* START Materials provided *
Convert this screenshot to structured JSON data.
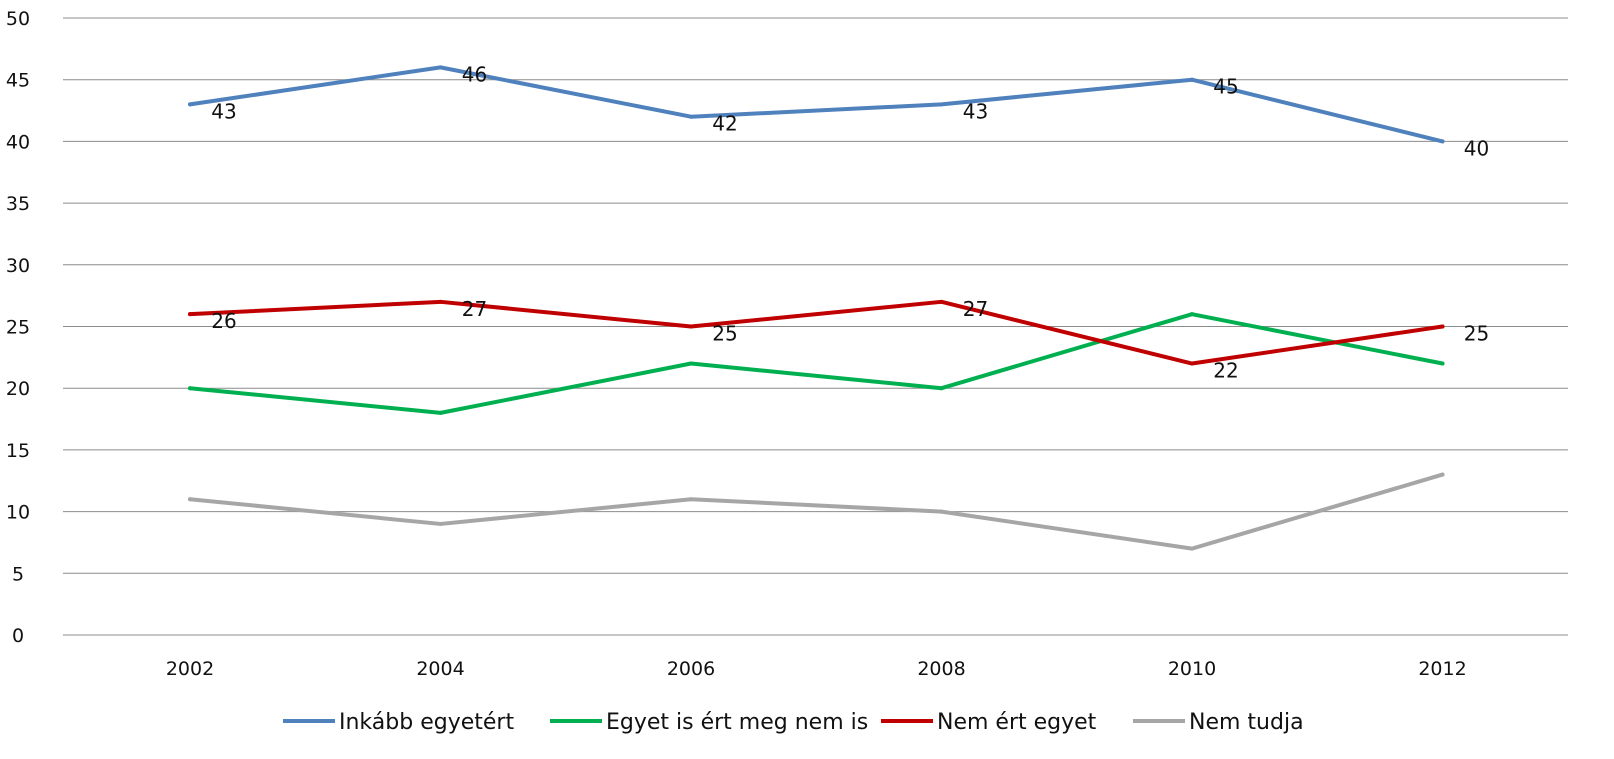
{
  "chart_data": {
    "type": "line",
    "categories": [
      "2002",
      "2004",
      "2006",
      "2008",
      "2010",
      "2012"
    ],
    "ylim": [
      0,
      50
    ],
    "yticks": [
      0,
      5,
      10,
      15,
      20,
      25,
      30,
      35,
      40,
      45,
      50
    ],
    "grid": true,
    "legend_position": "bottom",
    "series": [
      {
        "name": "Inkább egyetért",
        "color": "#4F81BD",
        "values": [
          43,
          46,
          42,
          43,
          45,
          40
        ],
        "show_labels": true
      },
      {
        "name": "Egyet is ért meg nem is",
        "color": "#00B050",
        "values": [
          20,
          18,
          22,
          20,
          26,
          22
        ],
        "show_labels": false
      },
      {
        "name": "Nem ért egyet",
        "color": "#C00000",
        "values": [
          26,
          27,
          25,
          27,
          22,
          25
        ],
        "show_labels": true
      },
      {
        "name": "Nem tudja",
        "color": "#A6A6A6",
        "values": [
          11,
          9,
          11,
          10,
          7,
          13
        ],
        "show_labels": false
      }
    ]
  }
}
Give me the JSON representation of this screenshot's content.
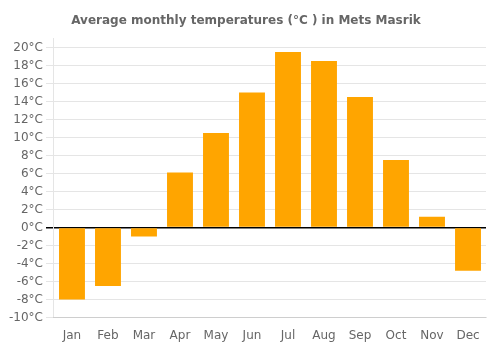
{
  "chart_data": {
    "type": "bar",
    "title": "Average monthly temperatures (°C ) in Mets Masrik",
    "categories": [
      "Jan",
      "Feb",
      "Mar",
      "Apr",
      "May",
      "Jun",
      "Jul",
      "Aug",
      "Sep",
      "Oct",
      "Nov",
      "Dec"
    ],
    "values": [
      -8.0,
      -6.5,
      -1.0,
      6.1,
      10.5,
      15.0,
      19.5,
      18.5,
      14.5,
      7.5,
      1.2,
      -4.8
    ],
    "color": "#FFA500",
    "ylim": [
      -10,
      21
    ],
    "yticks": [
      {
        "value": -10,
        "label": "-10°C"
      },
      {
        "value": -8,
        "label": "-8°C"
      },
      {
        "value": -6,
        "label": "-6°C"
      },
      {
        "value": -4,
        "label": "-4°C"
      },
      {
        "value": -2,
        "label": "-2°C"
      },
      {
        "value": 0,
        "label": "0°C"
      },
      {
        "value": 2,
        "label": "2°C"
      },
      {
        "value": 4,
        "label": "4°C"
      },
      {
        "value": 6,
        "label": "6°C"
      },
      {
        "value": 8,
        "label": "8°C"
      },
      {
        "value": 10,
        "label": "10°C"
      },
      {
        "value": 12,
        "label": "12°C"
      },
      {
        "value": 14,
        "label": "14°C"
      },
      {
        "value": 16,
        "label": "16°C"
      },
      {
        "value": 18,
        "label": "18°C"
      },
      {
        "value": 20,
        "label": "20°C"
      }
    ],
    "grid": true
  }
}
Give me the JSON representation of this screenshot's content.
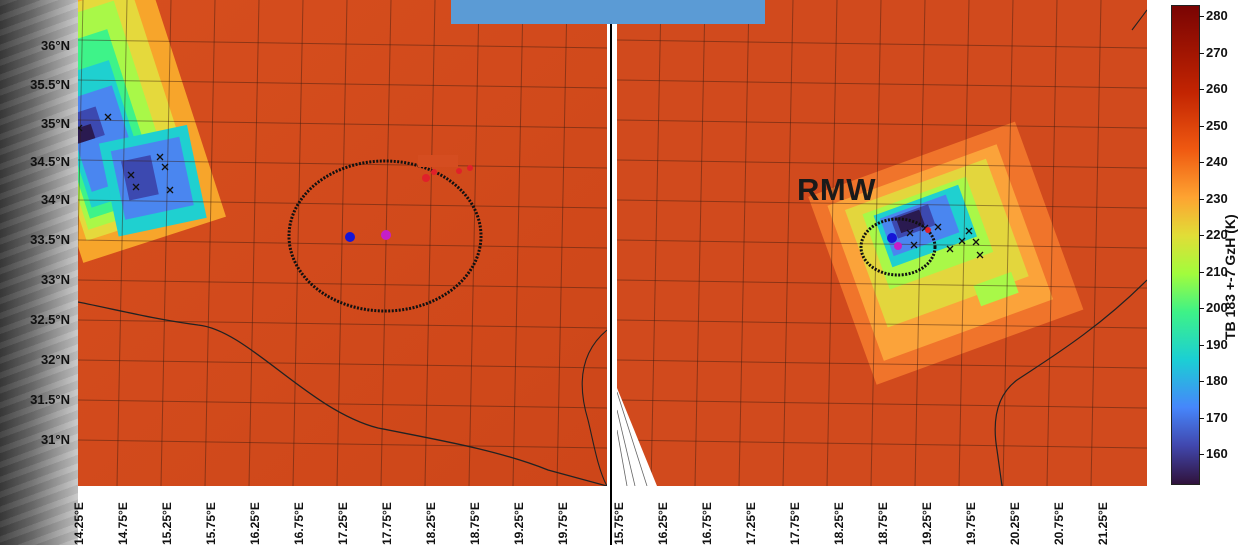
{
  "figure": {
    "title_fragment_left": "",
    "title_fragment_right": "",
    "rmw_annotation": "RMW",
    "colorbar_title": "TB 183 +-7 GzH (K)",
    "colorbar_ticks": [
      "280",
      "270",
      "260",
      "250",
      "240",
      "230",
      "220",
      "210",
      "200",
      "190",
      "180",
      "170",
      "160"
    ],
    "colorbar_range_k": [
      154,
      284
    ],
    "colormap": "turbo",
    "banner_color": "#5b9bd5"
  },
  "left_panel": {
    "lat_ticks": [
      "36°N",
      "35.5°N",
      "35°N",
      "34.5°N",
      "34°N",
      "33.5°N",
      "33°N",
      "32.5°N",
      "32°N",
      "31.5°N",
      "31°N"
    ],
    "lon_ticks": [
      "14.25°E",
      "14.75°E",
      "15.25°E",
      "15.75°E",
      "16.25°E",
      "16.75°E",
      "17.25°E",
      "17.75°E",
      "18.25°E",
      "18.75°E",
      "19.25°E",
      "19.75°E"
    ],
    "rmw_circle": "large circle around center",
    "center_marker_colors": {
      "blue": "#1515d6",
      "magenta": "#c51fc8",
      "red": "#e0202a"
    }
  },
  "right_panel": {
    "lon_ticks": [
      "15.75°E",
      "16.25°E",
      "16.75°E",
      "17.25°E",
      "17.75°E",
      "18.25°E",
      "18.75°E",
      "19.25°E",
      "19.75°E",
      "20.25°E",
      "20.75°E",
      "21.25°E"
    ]
  }
}
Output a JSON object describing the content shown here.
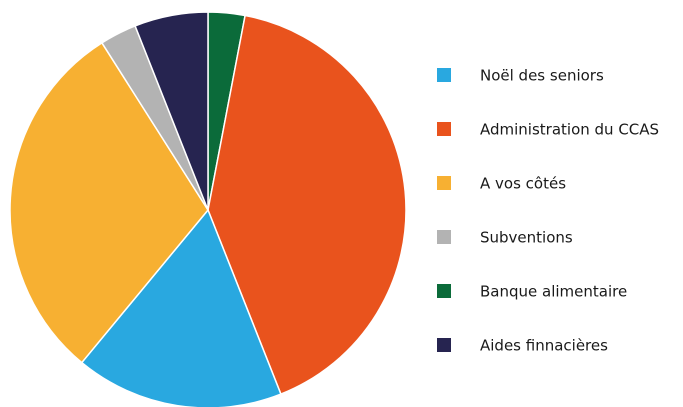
{
  "chart_data": {
    "type": "pie",
    "categories": [
      "Noël des seniors",
      "Administration du CCAS",
      "A vos côtés",
      "Subventions",
      "Banque alimentaire",
      "Aides finnacières"
    ],
    "values": [
      17,
      41,
      30,
      3,
      3,
      6
    ],
    "colors": [
      "#29a8e0",
      "#e9531d",
      "#f7b032",
      "#b3b3b3",
      "#0b6b3a",
      "#262450"
    ],
    "legend": "right"
  }
}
* END Materials provided *
What the task asks —
Transcribe the records verbatim and omit the images.

Full solution —
Convert this screenshot to structured JSON data.
{
  "chart_data": {
    "type": "line",
    "categories": [
      "2002",
      "2004",
      "2006",
      "2008",
      "2010",
      "2012"
    ],
    "ylim": [
      0,
      50
    ],
    "yticks": [
      0,
      5,
      10,
      15,
      20,
      25,
      30,
      35,
      40,
      45,
      50
    ],
    "grid": true,
    "legend_position": "bottom",
    "series": [
      {
        "name": "Inkább egyetért",
        "color": "#4F81BD",
        "values": [
          43,
          46,
          42,
          43,
          45,
          40
        ],
        "show_labels": true
      },
      {
        "name": "Egyet is ért meg nem is",
        "color": "#00B050",
        "values": [
          20,
          18,
          22,
          20,
          26,
          22
        ],
        "show_labels": false
      },
      {
        "name": "Nem ért egyet",
        "color": "#C00000",
        "values": [
          26,
          27,
          25,
          27,
          22,
          25
        ],
        "show_labels": true
      },
      {
        "name": "Nem tudja",
        "color": "#A6A6A6",
        "values": [
          11,
          9,
          11,
          10,
          7,
          13
        ],
        "show_labels": false
      }
    ]
  }
}
Give me the JSON representation of this screenshot's content.
{
  "chart_data": {
    "type": "bar",
    "title": "Average monthly temperatures (°C ) in Mets Masrik",
    "categories": [
      "Jan",
      "Feb",
      "Mar",
      "Apr",
      "May",
      "Jun",
      "Jul",
      "Aug",
      "Sep",
      "Oct",
      "Nov",
      "Dec"
    ],
    "values": [
      -8.0,
      -6.5,
      -1.0,
      6.1,
      10.5,
      15.0,
      19.5,
      18.5,
      14.5,
      7.5,
      1.2,
      -4.8
    ],
    "color": "#FFA500",
    "ylim": [
      -10,
      21
    ],
    "yticks": [
      {
        "value": -10,
        "label": "-10°C"
      },
      {
        "value": -8,
        "label": "-8°C"
      },
      {
        "value": -6,
        "label": "-6°C"
      },
      {
        "value": -4,
        "label": "-4°C"
      },
      {
        "value": -2,
        "label": "-2°C"
      },
      {
        "value": 0,
        "label": "0°C"
      },
      {
        "value": 2,
        "label": "2°C"
      },
      {
        "value": 4,
        "label": "4°C"
      },
      {
        "value": 6,
        "label": "6°C"
      },
      {
        "value": 8,
        "label": "8°C"
      },
      {
        "value": 10,
        "label": "10°C"
      },
      {
        "value": 12,
        "label": "12°C"
      },
      {
        "value": 14,
        "label": "14°C"
      },
      {
        "value": 16,
        "label": "16°C"
      },
      {
        "value": 18,
        "label": "18°C"
      },
      {
        "value": 20,
        "label": "20°C"
      }
    ],
    "grid": true
  }
}
Give me the JSON representation of this screenshot's content.
{
  "figure": {
    "title_fragment_left": "",
    "title_fragment_right": "",
    "rmw_annotation": "RMW",
    "colorbar_title": "TB 183 +-7 GzH (K)",
    "colorbar_ticks": [
      "280",
      "270",
      "260",
      "250",
      "240",
      "230",
      "220",
      "210",
      "200",
      "190",
      "180",
      "170",
      "160"
    ],
    "colorbar_range_k": [
      154,
      284
    ],
    "colormap": "turbo",
    "banner_color": "#5b9bd5"
  },
  "left_panel": {
    "lat_ticks": [
      "36°N",
      "35.5°N",
      "35°N",
      "34.5°N",
      "34°N",
      "33.5°N",
      "33°N",
      "32.5°N",
      "32°N",
      "31.5°N",
      "31°N"
    ],
    "lon_ticks": [
      "14.25°E",
      "14.75°E",
      "15.25°E",
      "15.75°E",
      "16.25°E",
      "16.75°E",
      "17.25°E",
      "17.75°E",
      "18.25°E",
      "18.75°E",
      "19.25°E",
      "19.75°E"
    ],
    "rmw_circle": "large circle around center",
    "center_marker_colors": {
      "blue": "#1515d6",
      "magenta": "#c51fc8",
      "red": "#e0202a"
    }
  },
  "right_panel": {
    "lon_ticks": [
      "15.75°E",
      "16.25°E",
      "16.75°E",
      "17.25°E",
      "17.75°E",
      "18.25°E",
      "18.75°E",
      "19.25°E",
      "19.75°E",
      "20.25°E",
      "20.75°E",
      "21.25°E"
    ]
  }
}
Output a JSON object describing the content shown here.
{
  "chart_data": {
    "type": "pie",
    "categories": [
      "Noël des seniors",
      "Administration du CCAS",
      "A vos côtés",
      "Subventions",
      "Banque alimentaire",
      "Aides finnacières"
    ],
    "values": [
      17,
      41,
      30,
      3,
      3,
      6
    ],
    "colors": [
      "#29a8e0",
      "#e9531d",
      "#f7b032",
      "#b3b3b3",
      "#0b6b3a",
      "#262450"
    ],
    "legend": "right"
  }
}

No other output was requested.